Listed entries:
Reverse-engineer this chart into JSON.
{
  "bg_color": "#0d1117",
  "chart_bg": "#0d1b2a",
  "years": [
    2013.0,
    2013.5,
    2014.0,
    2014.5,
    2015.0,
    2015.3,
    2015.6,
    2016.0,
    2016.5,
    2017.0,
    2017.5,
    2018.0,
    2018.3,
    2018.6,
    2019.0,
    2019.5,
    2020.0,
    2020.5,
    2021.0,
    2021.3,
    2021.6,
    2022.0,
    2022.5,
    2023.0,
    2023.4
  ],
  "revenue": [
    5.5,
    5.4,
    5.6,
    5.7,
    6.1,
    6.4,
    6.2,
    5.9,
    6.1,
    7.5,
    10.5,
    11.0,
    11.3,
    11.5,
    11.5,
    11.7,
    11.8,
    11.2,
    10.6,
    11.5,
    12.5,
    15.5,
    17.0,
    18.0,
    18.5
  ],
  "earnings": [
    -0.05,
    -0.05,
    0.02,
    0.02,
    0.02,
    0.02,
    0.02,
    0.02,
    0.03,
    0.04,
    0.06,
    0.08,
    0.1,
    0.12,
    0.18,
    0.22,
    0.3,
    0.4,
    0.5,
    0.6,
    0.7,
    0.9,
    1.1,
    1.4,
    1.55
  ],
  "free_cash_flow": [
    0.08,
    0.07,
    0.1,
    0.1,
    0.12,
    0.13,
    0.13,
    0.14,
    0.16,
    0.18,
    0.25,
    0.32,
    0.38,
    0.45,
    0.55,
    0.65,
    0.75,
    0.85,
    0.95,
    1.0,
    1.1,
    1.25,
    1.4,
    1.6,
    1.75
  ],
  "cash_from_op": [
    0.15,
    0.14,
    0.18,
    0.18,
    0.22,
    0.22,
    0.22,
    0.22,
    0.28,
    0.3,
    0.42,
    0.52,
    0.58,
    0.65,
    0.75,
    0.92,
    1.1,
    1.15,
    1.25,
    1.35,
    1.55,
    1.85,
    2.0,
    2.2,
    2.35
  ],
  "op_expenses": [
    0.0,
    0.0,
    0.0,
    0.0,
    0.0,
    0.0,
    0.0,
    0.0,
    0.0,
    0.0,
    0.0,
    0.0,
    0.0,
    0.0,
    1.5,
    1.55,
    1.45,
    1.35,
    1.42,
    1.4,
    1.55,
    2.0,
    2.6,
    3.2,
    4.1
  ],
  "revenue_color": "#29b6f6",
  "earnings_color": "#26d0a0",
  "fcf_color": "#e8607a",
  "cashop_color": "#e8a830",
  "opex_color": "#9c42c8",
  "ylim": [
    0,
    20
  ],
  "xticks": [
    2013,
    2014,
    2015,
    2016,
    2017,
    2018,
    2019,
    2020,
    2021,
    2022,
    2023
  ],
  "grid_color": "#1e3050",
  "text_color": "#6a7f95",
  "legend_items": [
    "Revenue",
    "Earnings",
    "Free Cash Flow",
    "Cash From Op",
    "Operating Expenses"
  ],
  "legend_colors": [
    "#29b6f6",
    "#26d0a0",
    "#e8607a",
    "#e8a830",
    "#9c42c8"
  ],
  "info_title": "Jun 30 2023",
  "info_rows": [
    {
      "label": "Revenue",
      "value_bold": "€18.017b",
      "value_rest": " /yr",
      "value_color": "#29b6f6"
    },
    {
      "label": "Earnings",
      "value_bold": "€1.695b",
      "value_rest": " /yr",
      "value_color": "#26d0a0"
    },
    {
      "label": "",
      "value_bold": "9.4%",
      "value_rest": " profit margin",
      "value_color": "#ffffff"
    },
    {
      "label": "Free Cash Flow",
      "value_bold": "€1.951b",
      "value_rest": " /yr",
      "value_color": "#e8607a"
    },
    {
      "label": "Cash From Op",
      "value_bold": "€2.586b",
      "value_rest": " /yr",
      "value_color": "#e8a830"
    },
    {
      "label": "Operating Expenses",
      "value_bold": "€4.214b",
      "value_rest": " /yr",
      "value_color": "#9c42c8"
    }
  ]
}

Problem statement:
Copy down the material exactly as written.

Response to this exercise:
Reverse-engineer this chart into JSON.
{
  "bg_color": "#0d1117",
  "chart_bg": "#0d1b2a",
  "years": [
    2013.0,
    2013.5,
    2014.0,
    2014.5,
    2015.0,
    2015.3,
    2015.6,
    2016.0,
    2016.5,
    2017.0,
    2017.5,
    2018.0,
    2018.3,
    2018.6,
    2019.0,
    2019.5,
    2020.0,
    2020.5,
    2021.0,
    2021.3,
    2021.6,
    2022.0,
    2022.5,
    2023.0,
    2023.4
  ],
  "revenue": [
    5.5,
    5.4,
    5.6,
    5.7,
    6.1,
    6.4,
    6.2,
    5.9,
    6.1,
    7.5,
    10.5,
    11.0,
    11.3,
    11.5,
    11.5,
    11.7,
    11.8,
    11.2,
    10.6,
    11.5,
    12.5,
    15.5,
    17.0,
    18.0,
    18.5
  ],
  "earnings": [
    -0.05,
    -0.05,
    0.02,
    0.02,
    0.02,
    0.02,
    0.02,
    0.02,
    0.03,
    0.04,
    0.06,
    0.08,
    0.1,
    0.12,
    0.18,
    0.22,
    0.3,
    0.4,
    0.5,
    0.6,
    0.7,
    0.9,
    1.1,
    1.4,
    1.55
  ],
  "free_cash_flow": [
    0.08,
    0.07,
    0.1,
    0.1,
    0.12,
    0.13,
    0.13,
    0.14,
    0.16,
    0.18,
    0.25,
    0.32,
    0.38,
    0.45,
    0.55,
    0.65,
    0.75,
    0.85,
    0.95,
    1.0,
    1.1,
    1.25,
    1.4,
    1.6,
    1.75
  ],
  "cash_from_op": [
    0.15,
    0.14,
    0.18,
    0.18,
    0.22,
    0.22,
    0.22,
    0.22,
    0.28,
    0.3,
    0.42,
    0.52,
    0.58,
    0.65,
    0.75,
    0.92,
    1.1,
    1.15,
    1.25,
    1.35,
    1.55,
    1.85,
    2.0,
    2.2,
    2.35
  ],
  "op_expenses": [
    0.0,
    0.0,
    0.0,
    0.0,
    0.0,
    0.0,
    0.0,
    0.0,
    0.0,
    0.0,
    0.0,
    0.0,
    0.0,
    0.0,
    1.5,
    1.55,
    1.45,
    1.35,
    1.42,
    1.4,
    1.55,
    2.0,
    2.6,
    3.2,
    4.1
  ],
  "revenue_color": "#29b6f6",
  "earnings_color": "#26d0a0",
  "fcf_color": "#e8607a",
  "cashop_color": "#e8a830",
  "opex_color": "#9c42c8",
  "ylim": [
    0,
    20
  ],
  "xticks": [
    2013,
    2014,
    2015,
    2016,
    2017,
    2018,
    2019,
    2020,
    2021,
    2022,
    2023
  ],
  "grid_color": "#1e3050",
  "text_color": "#6a7f95",
  "legend_items": [
    "Revenue",
    "Earnings",
    "Free Cash Flow",
    "Cash From Op",
    "Operating Expenses"
  ],
  "legend_colors": [
    "#29b6f6",
    "#26d0a0",
    "#e8607a",
    "#e8a830",
    "#9c42c8"
  ],
  "info_title": "Jun 30 2023",
  "info_rows": [
    {
      "label": "Revenue",
      "value_bold": "€18.017b",
      "value_rest": " /yr",
      "value_color": "#29b6f6"
    },
    {
      "label": "Earnings",
      "value_bold": "€1.695b",
      "value_rest": " /yr",
      "value_color": "#26d0a0"
    },
    {
      "label": "",
      "value_bold": "9.4%",
      "value_rest": " profit margin",
      "value_color": "#ffffff"
    },
    {
      "label": "Free Cash Flow",
      "value_bold": "€1.951b",
      "value_rest": " /yr",
      "value_color": "#e8607a"
    },
    {
      "label": "Cash From Op",
      "value_bold": "€2.586b",
      "value_rest": " /yr",
      "value_color": "#e8a830"
    },
    {
      "label": "Operating Expenses",
      "value_bold": "€4.214b",
      "value_rest": " /yr",
      "value_color": "#9c42c8"
    }
  ]
}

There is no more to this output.